** WHAT NEEDS TO BE DONE **
Copy all records verbatim.

** MATERIAL SHOWN **
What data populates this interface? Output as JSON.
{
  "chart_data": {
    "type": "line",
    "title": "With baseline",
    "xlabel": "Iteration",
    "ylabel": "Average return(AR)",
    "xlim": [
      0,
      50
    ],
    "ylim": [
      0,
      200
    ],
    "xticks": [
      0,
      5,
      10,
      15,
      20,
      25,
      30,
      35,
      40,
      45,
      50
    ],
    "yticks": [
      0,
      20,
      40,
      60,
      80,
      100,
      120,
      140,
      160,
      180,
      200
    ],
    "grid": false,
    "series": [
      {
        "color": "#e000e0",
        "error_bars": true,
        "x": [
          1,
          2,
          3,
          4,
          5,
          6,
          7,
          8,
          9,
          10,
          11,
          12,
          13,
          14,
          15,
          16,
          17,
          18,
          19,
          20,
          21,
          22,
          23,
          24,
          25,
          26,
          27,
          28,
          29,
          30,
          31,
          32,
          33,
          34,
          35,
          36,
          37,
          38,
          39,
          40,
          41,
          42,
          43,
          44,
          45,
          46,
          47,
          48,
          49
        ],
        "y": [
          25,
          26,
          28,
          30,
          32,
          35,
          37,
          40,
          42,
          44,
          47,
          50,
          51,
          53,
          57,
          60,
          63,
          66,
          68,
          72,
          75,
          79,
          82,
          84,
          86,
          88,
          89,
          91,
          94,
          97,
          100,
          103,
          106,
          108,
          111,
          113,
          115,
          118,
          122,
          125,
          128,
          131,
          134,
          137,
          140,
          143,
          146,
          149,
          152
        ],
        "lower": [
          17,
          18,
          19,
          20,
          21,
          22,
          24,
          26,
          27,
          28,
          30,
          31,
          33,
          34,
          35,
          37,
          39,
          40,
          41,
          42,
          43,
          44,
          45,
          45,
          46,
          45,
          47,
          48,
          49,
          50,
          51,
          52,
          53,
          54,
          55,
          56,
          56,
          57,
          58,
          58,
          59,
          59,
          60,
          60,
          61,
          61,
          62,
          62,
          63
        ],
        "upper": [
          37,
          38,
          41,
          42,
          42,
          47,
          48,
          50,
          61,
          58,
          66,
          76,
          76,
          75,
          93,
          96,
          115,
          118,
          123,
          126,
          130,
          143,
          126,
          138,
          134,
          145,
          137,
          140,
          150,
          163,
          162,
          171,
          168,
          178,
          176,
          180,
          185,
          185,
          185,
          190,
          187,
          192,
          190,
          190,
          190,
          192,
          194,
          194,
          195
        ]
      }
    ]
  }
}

** RESPONSE **
What data populates this interface? Output as JSON.
{
  "chart_data": {
    "type": "line",
    "title": "With baseline",
    "xlabel": "Iteration",
    "ylabel": "Average return(AR)",
    "xlim": [
      0,
      50
    ],
    "ylim": [
      0,
      200
    ],
    "xticks": [
      0,
      5,
      10,
      15,
      20,
      25,
      30,
      35,
      40,
      45,
      50
    ],
    "yticks": [
      0,
      20,
      40,
      60,
      80,
      100,
      120,
      140,
      160,
      180,
      200
    ],
    "grid": false,
    "series": [
      {
        "color": "#e000e0",
        "error_bars": true,
        "x": [
          1,
          2,
          3,
          4,
          5,
          6,
          7,
          8,
          9,
          10,
          11,
          12,
          13,
          14,
          15,
          16,
          17,
          18,
          19,
          20,
          21,
          22,
          23,
          24,
          25,
          26,
          27,
          28,
          29,
          30,
          31,
          32,
          33,
          34,
          35,
          36,
          37,
          38,
          39,
          40,
          41,
          42,
          43,
          44,
          45,
          46,
          47,
          48,
          49
        ],
        "y": [
          25,
          26,
          28,
          30,
          32,
          35,
          37,
          40,
          42,
          44,
          47,
          50,
          51,
          53,
          57,
          60,
          63,
          66,
          68,
          72,
          75,
          79,
          82,
          84,
          86,
          88,
          89,
          91,
          94,
          97,
          100,
          103,
          106,
          108,
          111,
          113,
          115,
          118,
          122,
          125,
          128,
          131,
          134,
          137,
          140,
          143,
          146,
          149,
          152
        ],
        "lower": [
          17,
          18,
          19,
          20,
          21,
          22,
          24,
          26,
          27,
          28,
          30,
          31,
          33,
          34,
          35,
          37,
          39,
          40,
          41,
          42,
          43,
          44,
          45,
          45,
          46,
          45,
          47,
          48,
          49,
          50,
          51,
          52,
          53,
          54,
          55,
          56,
          56,
          57,
          58,
          58,
          59,
          59,
          60,
          60,
          61,
          61,
          62,
          62,
          63
        ],
        "upper": [
          37,
          38,
          41,
          42,
          42,
          47,
          48,
          50,
          61,
          58,
          66,
          76,
          76,
          75,
          93,
          96,
          115,
          118,
          123,
          126,
          130,
          143,
          126,
          138,
          134,
          145,
          137,
          140,
          150,
          163,
          162,
          171,
          168,
          178,
          176,
          180,
          185,
          185,
          185,
          190,
          187,
          192,
          190,
          190,
          190,
          192,
          194,
          194,
          195
        ]
      }
    ]
  }
}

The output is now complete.